* Begin Material for the task *
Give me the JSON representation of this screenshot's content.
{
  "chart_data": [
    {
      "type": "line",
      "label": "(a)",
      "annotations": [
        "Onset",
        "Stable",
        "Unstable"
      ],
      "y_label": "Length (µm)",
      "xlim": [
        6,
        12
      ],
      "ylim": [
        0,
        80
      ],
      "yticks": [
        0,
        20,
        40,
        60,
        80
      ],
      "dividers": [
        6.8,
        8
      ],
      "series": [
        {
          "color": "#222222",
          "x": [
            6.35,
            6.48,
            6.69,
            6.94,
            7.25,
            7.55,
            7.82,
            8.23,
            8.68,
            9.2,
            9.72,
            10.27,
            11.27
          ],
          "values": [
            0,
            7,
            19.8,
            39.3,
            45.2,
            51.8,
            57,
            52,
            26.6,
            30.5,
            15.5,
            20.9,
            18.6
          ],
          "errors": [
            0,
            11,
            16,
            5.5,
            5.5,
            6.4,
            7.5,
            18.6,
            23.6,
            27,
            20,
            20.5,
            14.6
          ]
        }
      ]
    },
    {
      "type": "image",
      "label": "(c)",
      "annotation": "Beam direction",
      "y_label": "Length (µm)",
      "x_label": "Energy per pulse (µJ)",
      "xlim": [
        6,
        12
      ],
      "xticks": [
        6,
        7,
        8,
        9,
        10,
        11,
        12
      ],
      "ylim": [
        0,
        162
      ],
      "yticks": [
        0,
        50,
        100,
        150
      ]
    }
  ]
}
* End Material for the task *
* Begin Material for the task *
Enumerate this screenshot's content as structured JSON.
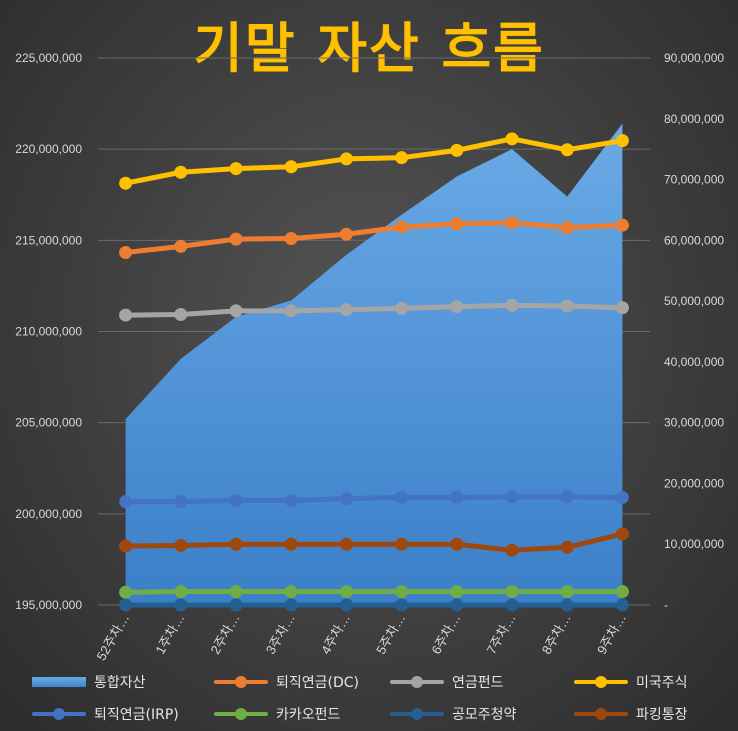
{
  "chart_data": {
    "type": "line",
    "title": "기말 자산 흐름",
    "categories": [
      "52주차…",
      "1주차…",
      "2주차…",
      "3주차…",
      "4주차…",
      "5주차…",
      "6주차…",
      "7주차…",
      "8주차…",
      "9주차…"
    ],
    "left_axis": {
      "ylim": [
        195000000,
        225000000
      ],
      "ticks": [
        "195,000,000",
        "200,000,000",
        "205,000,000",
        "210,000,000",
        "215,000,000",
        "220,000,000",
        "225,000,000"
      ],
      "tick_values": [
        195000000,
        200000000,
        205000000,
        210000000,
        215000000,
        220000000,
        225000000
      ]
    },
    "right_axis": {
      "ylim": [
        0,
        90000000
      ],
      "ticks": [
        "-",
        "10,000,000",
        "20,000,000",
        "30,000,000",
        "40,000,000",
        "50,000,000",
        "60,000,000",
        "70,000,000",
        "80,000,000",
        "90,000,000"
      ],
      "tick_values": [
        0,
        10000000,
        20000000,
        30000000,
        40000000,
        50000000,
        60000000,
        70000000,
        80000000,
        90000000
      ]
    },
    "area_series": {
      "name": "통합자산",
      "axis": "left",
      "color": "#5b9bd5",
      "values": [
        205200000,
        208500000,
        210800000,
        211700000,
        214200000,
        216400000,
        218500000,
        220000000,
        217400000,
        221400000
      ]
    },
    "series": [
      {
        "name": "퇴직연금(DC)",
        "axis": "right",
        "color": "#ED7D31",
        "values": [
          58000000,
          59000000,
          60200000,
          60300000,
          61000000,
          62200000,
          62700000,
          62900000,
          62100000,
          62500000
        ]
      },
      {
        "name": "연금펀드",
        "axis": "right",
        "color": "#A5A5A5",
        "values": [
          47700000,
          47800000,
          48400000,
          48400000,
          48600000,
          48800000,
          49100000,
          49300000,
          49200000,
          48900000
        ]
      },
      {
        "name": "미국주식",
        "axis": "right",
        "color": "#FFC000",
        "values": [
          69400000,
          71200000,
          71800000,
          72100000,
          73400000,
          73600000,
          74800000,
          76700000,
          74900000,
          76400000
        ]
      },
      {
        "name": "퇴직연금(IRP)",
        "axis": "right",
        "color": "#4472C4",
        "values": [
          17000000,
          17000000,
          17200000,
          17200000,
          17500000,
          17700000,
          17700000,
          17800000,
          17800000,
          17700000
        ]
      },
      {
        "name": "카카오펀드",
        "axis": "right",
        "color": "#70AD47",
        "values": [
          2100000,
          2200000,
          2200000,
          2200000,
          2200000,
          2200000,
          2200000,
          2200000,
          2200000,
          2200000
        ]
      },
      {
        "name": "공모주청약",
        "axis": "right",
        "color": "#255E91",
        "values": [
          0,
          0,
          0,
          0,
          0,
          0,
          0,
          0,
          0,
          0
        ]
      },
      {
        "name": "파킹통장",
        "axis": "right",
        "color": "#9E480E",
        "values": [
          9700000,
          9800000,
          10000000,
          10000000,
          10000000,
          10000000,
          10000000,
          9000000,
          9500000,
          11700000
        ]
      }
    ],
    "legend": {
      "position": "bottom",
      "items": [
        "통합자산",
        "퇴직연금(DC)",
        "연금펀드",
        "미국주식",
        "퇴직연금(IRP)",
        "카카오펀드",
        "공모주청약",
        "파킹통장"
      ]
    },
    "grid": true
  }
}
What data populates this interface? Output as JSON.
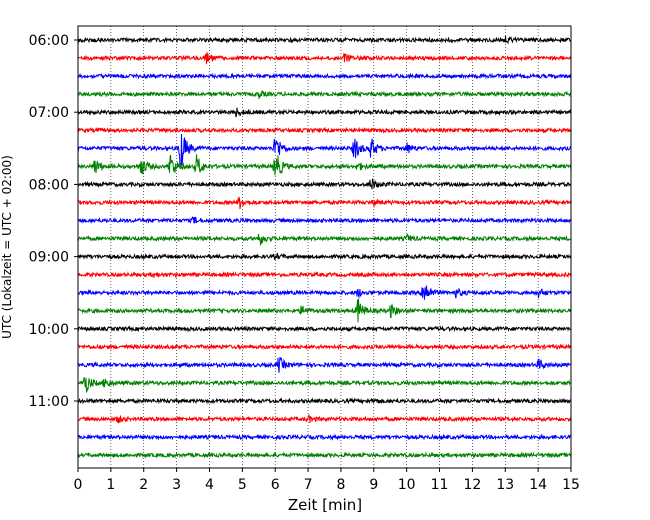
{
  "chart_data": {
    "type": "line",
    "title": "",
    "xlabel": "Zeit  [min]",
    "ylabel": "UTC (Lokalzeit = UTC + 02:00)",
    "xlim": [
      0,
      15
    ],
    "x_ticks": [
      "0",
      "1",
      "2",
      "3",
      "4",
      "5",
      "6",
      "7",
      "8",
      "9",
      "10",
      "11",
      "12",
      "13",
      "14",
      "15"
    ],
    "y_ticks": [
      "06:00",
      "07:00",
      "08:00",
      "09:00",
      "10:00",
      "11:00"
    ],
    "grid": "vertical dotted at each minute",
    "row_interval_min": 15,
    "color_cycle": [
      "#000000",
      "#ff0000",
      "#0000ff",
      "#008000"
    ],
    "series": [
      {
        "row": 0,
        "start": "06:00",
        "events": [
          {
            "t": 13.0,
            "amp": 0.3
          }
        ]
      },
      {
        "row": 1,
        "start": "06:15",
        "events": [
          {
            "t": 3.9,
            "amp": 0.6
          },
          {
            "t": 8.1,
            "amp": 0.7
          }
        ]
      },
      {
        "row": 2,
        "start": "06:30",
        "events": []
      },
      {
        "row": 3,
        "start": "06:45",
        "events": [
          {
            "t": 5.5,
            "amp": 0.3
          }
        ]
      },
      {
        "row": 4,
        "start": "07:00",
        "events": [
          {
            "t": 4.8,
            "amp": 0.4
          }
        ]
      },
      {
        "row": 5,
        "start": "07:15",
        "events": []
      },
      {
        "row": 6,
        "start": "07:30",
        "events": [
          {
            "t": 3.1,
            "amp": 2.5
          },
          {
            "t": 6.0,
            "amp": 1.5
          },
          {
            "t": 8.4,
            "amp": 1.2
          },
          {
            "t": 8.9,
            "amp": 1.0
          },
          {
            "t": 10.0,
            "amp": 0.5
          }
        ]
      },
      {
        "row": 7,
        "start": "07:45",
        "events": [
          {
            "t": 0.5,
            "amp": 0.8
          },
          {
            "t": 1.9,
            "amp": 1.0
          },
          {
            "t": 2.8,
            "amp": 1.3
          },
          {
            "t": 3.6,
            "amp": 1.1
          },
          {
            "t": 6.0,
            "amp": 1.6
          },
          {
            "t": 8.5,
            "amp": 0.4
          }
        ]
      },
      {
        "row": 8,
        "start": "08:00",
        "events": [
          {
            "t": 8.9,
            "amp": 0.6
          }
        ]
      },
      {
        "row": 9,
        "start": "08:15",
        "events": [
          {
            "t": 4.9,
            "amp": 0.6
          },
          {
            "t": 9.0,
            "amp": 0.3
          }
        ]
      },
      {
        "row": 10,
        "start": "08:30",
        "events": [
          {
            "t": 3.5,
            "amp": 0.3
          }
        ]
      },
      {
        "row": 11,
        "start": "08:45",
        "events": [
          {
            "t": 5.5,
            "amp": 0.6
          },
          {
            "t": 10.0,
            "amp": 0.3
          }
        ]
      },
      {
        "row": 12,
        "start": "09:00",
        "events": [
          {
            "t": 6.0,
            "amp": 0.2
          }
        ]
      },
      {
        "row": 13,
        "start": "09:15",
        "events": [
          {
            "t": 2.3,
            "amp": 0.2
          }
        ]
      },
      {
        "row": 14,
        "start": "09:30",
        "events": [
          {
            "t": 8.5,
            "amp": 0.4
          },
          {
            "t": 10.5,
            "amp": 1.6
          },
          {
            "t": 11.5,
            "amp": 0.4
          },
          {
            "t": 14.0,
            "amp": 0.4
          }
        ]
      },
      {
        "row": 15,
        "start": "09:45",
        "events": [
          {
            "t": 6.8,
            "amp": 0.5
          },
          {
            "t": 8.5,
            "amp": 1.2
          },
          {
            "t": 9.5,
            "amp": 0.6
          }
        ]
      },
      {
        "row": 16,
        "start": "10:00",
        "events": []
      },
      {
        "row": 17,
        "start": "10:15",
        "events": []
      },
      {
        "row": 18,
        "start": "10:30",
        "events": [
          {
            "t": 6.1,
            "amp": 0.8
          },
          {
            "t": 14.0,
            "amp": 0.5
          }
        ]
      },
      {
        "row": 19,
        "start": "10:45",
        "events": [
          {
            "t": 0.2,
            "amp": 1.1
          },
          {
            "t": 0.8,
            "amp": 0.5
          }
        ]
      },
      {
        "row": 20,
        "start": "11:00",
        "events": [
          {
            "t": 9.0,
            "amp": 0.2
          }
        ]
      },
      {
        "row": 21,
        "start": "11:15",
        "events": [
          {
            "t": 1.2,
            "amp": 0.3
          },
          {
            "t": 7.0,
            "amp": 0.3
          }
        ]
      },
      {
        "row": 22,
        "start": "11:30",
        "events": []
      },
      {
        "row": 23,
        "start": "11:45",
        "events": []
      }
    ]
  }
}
* End Material for the task *
* Begin Material for the task *
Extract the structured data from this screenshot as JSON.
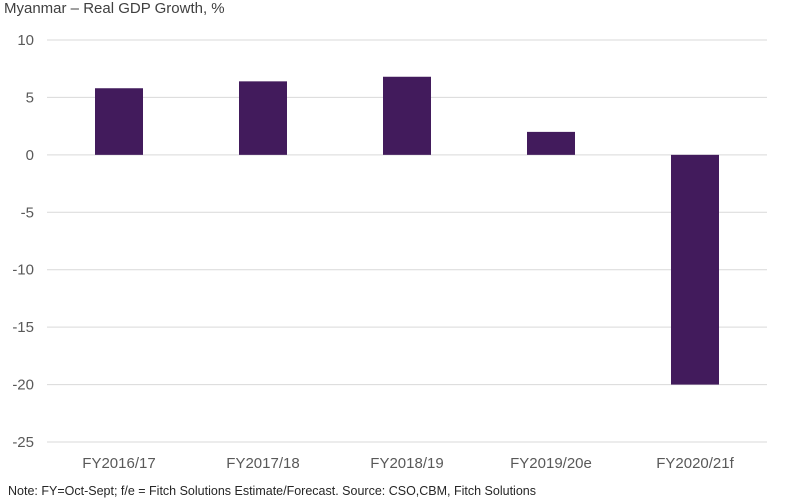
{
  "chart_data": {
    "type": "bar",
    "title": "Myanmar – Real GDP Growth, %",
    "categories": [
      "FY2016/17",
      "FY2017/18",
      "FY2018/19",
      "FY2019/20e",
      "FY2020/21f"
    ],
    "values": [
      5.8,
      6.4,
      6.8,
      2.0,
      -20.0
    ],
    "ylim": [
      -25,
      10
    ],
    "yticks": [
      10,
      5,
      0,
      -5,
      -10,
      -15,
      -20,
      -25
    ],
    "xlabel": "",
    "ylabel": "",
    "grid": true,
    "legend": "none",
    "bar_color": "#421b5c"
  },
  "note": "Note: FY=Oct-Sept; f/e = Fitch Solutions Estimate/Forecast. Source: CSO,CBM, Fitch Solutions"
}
* End Material for the task *
▶ **Stated problem**
Only a number is wanted: how many lines contain the word "JSON"?

▶ **Result below**
4